DIRECTIONS ->
Put this sentence from the soil moisture dataset page into Spanish: "Each file represents the estimated L2/3 soil moisture for one AirMOSS flight campaign for a single site on a single day."

[Begin PAGE EXTRACT]

Documentation Revision Date: 2018-03-05
Data Set Version: 1
Summary
This dataset includes 204 files in netCDF v4 (*.nc4) format. Each file represents the estimated L2/3 soil moisture for one AirMOSS flight campaign for a single site on a single day. The algorithm theoretical basis document (ATBD) for this data product is included as a companion file.
Citation
Moghaddam, M., A. Tabatabaeenejad, R.H. Chen, S.S. Saatchi, S. Jaruwatanadilok, M. Burgin, X. Duan, and M.L. Truong-Loi. 2018. AirMOSS: L2/3 Volumetric Soil Moisture Profiles Derived From Radar, 2012-2015. ORNL DAAC, Oak Ridge, Tennessee, USA. https://doi.org/10.3334/ORNLDAAC/1418
Table of Contents
- Data Set Overview
- Data Characteristics
- Application and Derivation
- Quality Assessment
- Data Acquisition, Materials, and Methods
- Data Access
- References
- Data Set Revisions
Data Set Overview
This dataset provides level 2/3 root zone soil moisture (RZSM) estimates at multiple depths at 90-m spatial resolution from the Airborne Microwave Observatory of Subcanopy and Subsurface (AirMOSS) radar instrument collected over ten sites across North America. AirMOSS produces estimates of RZSM with data from a P-band synthetic aperture radar (SAR) flown on a NASA Gulfstream-III aircraft. The resulting soil moisture estimates capture the effects of gradients of soil, topography, and vegetation heterogeneity over an area of approximately 100km x 25km at each of the study sites. AirMOSS flight campaigns took place at least biannually from 2012 to 2015 at each site.

[End PAGE EXTRACT]
[Begin ENTRIES]

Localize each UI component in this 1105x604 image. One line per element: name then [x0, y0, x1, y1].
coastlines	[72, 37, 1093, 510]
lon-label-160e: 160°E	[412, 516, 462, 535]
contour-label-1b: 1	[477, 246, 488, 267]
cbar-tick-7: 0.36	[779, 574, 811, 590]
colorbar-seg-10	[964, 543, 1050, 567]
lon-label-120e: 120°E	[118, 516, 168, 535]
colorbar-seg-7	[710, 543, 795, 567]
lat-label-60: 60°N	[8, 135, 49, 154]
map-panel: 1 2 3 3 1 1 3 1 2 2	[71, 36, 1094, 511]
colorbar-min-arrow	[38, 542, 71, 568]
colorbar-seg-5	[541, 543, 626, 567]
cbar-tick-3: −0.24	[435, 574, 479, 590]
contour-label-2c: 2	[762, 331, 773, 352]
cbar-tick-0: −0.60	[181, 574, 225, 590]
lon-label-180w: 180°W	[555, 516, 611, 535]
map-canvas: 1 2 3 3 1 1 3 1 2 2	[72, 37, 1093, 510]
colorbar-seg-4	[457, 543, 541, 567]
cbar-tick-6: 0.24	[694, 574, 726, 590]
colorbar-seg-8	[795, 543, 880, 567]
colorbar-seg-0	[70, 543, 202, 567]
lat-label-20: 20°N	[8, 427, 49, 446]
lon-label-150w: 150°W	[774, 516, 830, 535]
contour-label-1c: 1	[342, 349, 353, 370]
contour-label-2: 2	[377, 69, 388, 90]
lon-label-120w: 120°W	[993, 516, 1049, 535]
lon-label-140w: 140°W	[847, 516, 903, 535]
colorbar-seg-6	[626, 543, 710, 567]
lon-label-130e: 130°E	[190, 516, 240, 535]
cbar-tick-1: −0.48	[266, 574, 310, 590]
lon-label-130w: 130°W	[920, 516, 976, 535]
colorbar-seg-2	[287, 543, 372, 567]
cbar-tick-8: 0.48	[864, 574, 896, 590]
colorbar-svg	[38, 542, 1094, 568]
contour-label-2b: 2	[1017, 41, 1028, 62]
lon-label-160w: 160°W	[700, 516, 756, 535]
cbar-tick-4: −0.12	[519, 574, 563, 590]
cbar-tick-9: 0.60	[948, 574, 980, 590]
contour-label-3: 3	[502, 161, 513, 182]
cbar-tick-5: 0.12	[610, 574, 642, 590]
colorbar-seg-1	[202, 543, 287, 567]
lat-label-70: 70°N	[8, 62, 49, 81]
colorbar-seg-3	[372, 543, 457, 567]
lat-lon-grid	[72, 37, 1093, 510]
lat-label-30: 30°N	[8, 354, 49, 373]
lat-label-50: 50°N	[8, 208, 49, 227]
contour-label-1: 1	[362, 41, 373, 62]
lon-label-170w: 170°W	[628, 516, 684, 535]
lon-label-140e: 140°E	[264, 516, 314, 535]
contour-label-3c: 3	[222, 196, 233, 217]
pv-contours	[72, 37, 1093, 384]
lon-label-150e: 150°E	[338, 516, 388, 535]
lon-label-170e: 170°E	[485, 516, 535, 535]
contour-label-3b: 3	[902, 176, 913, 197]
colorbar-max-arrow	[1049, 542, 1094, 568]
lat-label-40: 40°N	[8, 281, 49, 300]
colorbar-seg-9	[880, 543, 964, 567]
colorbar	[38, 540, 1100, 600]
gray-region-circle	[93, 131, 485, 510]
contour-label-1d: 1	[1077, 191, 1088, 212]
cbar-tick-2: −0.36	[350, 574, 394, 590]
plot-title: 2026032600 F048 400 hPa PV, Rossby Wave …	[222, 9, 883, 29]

[End ENTRIES]

EXERCISE RESULT ->
Cada archivo representa la humedad del suelo L2/3 estimada para una campaña de vuelo de AirMOSS en un solo sitio y en un solo día.